Goal of the exercise: From the listing below, pull out all lines with "ሚእትን" in them.

****************************************

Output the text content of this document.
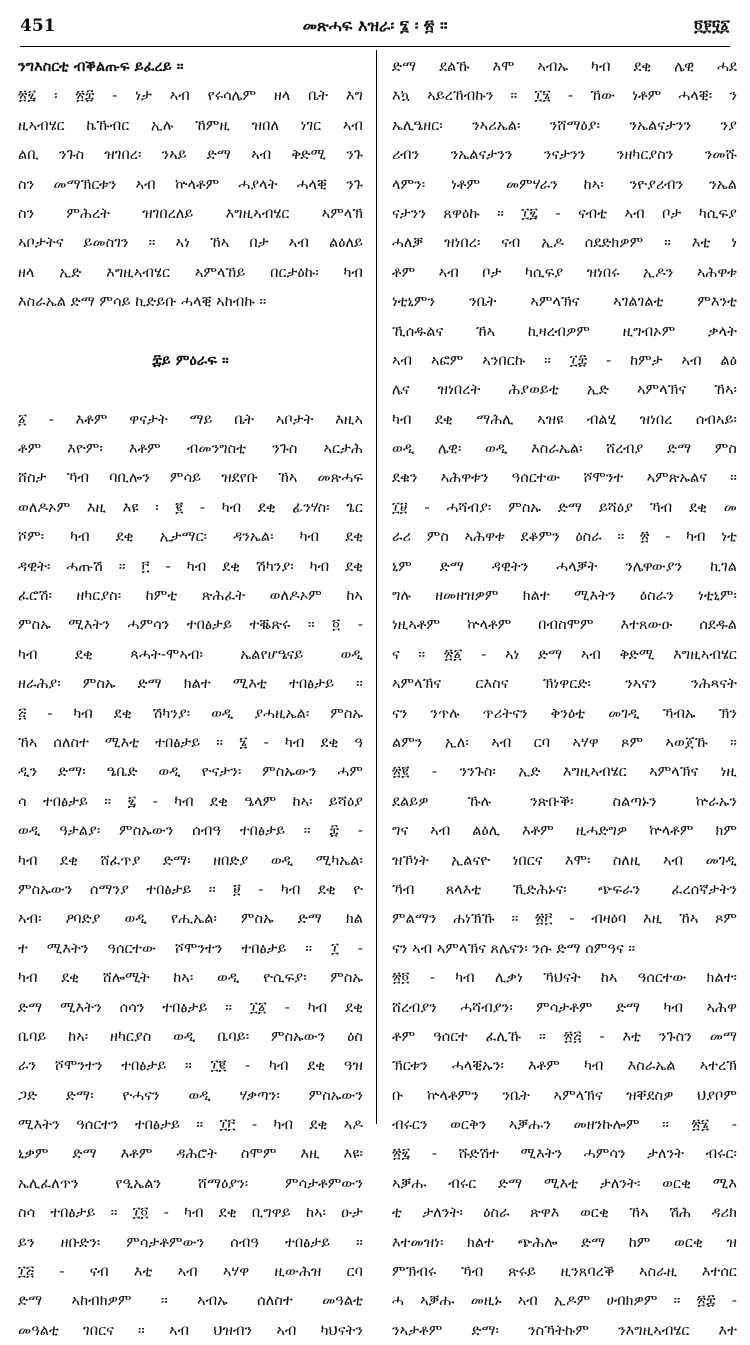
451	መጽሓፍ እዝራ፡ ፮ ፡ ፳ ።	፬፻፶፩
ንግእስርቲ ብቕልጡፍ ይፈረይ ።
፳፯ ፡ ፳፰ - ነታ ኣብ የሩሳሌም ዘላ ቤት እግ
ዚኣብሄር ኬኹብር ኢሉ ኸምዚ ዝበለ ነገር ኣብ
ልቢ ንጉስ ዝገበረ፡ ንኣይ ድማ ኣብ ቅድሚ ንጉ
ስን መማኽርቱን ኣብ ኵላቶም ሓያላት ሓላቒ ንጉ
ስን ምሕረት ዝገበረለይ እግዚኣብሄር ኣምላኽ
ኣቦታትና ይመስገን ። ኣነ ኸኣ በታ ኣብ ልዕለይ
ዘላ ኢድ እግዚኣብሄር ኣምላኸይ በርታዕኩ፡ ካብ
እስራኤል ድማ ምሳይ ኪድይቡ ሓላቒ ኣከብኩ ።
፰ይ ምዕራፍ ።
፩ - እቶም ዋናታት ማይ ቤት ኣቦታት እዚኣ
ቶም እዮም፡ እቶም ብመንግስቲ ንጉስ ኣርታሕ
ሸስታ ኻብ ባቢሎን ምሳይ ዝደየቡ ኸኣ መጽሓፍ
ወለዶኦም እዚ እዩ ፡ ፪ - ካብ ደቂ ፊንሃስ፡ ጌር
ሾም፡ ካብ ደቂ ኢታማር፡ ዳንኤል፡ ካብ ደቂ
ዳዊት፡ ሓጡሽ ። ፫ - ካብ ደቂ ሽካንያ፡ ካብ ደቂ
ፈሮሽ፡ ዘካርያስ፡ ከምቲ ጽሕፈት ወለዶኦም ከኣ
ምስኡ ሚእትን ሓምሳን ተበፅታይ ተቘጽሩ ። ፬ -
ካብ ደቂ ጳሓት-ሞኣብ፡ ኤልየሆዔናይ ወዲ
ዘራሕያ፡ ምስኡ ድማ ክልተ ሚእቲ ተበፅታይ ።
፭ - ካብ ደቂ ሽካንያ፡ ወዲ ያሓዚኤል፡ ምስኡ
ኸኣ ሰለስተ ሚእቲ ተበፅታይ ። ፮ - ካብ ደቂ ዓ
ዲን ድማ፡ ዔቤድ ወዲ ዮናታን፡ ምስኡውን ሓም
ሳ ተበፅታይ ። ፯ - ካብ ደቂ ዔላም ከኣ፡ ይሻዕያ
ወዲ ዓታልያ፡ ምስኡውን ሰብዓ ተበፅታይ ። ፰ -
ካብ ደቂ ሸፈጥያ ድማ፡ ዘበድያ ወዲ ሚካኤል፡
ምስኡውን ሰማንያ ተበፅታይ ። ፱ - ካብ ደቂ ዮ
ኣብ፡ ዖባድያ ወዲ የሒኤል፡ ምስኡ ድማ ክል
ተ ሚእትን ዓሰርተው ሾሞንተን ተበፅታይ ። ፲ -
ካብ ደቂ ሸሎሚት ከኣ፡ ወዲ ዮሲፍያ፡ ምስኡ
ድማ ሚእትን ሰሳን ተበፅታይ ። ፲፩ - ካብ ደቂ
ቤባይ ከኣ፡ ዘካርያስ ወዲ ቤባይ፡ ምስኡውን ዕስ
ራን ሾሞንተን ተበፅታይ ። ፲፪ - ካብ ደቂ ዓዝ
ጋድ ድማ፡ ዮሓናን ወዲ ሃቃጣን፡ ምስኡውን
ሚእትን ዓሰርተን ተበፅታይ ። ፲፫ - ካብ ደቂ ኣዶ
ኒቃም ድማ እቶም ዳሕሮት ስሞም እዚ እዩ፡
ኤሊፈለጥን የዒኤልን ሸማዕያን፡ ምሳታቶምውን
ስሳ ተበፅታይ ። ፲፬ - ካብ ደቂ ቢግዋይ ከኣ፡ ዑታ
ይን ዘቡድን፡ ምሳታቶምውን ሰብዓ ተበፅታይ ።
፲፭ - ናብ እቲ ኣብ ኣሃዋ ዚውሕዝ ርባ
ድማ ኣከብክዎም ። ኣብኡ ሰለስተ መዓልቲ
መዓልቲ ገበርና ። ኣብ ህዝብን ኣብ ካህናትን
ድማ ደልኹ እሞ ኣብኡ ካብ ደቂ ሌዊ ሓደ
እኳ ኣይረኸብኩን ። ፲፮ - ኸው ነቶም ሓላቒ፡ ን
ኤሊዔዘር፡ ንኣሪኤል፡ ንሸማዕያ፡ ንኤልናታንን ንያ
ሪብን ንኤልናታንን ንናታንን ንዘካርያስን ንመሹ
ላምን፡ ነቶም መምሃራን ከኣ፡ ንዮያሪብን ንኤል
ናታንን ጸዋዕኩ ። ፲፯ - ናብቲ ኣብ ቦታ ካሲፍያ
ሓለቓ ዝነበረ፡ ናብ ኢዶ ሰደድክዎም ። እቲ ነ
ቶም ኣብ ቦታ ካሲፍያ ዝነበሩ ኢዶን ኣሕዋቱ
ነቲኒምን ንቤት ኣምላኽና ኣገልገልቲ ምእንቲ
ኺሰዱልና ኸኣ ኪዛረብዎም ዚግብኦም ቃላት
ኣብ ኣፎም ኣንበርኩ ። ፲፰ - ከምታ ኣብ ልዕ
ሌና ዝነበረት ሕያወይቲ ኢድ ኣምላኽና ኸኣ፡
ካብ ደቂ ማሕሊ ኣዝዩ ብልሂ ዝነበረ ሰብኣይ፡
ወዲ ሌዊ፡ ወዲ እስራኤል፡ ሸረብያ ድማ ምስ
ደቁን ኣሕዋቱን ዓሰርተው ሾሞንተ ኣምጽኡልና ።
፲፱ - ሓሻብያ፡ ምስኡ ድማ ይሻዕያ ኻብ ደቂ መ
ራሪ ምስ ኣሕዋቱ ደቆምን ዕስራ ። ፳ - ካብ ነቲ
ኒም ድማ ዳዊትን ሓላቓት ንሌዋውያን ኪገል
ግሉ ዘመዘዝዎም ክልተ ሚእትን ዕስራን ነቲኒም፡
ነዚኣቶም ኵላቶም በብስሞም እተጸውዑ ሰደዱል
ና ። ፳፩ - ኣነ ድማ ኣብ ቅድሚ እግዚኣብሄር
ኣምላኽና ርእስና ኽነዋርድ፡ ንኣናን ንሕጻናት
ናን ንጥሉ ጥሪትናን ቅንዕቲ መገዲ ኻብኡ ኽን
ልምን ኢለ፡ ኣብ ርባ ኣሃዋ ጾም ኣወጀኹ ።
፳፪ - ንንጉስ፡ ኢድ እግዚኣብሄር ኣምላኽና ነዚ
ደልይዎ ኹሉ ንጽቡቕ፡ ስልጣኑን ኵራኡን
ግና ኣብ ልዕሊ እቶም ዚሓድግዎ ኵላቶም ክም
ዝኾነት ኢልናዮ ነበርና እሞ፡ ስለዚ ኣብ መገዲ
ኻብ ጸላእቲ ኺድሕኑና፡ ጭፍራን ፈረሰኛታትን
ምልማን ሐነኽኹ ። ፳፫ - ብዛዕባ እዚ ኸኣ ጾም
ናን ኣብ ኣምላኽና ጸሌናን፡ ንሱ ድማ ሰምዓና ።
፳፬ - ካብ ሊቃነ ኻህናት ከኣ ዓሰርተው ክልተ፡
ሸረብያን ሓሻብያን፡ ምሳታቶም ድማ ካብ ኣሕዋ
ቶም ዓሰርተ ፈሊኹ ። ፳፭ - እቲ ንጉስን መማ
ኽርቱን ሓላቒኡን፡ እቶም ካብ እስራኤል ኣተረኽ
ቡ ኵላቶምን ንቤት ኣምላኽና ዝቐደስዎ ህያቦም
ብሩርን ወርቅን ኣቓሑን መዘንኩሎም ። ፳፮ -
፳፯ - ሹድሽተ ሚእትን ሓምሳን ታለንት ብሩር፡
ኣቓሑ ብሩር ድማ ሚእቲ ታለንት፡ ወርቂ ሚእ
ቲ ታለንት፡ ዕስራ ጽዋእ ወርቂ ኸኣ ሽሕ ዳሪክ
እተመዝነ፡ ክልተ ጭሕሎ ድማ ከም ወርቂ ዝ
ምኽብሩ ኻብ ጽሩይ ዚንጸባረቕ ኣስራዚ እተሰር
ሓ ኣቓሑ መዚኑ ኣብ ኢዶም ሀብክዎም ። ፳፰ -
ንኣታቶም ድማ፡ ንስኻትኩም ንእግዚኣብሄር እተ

****************************************

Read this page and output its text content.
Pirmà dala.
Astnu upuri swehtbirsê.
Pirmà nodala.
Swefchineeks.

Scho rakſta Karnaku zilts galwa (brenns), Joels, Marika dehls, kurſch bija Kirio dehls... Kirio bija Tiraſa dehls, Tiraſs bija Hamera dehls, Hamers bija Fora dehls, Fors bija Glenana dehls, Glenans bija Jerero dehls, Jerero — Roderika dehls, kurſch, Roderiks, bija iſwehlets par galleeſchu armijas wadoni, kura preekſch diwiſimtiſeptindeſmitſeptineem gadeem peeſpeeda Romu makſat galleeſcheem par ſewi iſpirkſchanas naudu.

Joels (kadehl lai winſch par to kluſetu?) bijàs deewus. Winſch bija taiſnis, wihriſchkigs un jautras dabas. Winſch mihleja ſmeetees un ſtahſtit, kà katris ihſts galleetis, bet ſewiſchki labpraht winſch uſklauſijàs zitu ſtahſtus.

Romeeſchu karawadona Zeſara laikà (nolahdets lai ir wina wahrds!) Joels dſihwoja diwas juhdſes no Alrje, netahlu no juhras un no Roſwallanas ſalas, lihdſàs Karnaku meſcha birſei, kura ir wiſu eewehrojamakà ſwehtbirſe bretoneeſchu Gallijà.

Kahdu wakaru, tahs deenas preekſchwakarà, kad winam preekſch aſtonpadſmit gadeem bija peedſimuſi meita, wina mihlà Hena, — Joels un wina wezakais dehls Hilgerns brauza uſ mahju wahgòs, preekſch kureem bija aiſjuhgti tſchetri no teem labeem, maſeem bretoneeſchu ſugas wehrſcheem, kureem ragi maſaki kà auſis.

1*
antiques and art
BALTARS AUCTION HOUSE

****************************************

Task result:
ምስኡ ሚእትን ሓምሳን ተበፅታይ ተቘጽሩ ። ፬ -
ተ ሚእትን ዓሰርተው ሾሞንተን ተበፅታይ ። ፲ -
ድማ ሚእትን ሰሳን ተበፅታይ ። ፲፩ - ካብ ደቂ
ሚእትን ዓሰርተን ተበፅታይ ። ፲፫ - ካብ ደቂ ኣዶ
ግሉ ዘመዘዝዎም ክልተ ሚእትን ዕስራን ነቲኒም፡
፳፯ - ሹድሽተ ሚእትን ሓምሳን ታለንት ብሩር፡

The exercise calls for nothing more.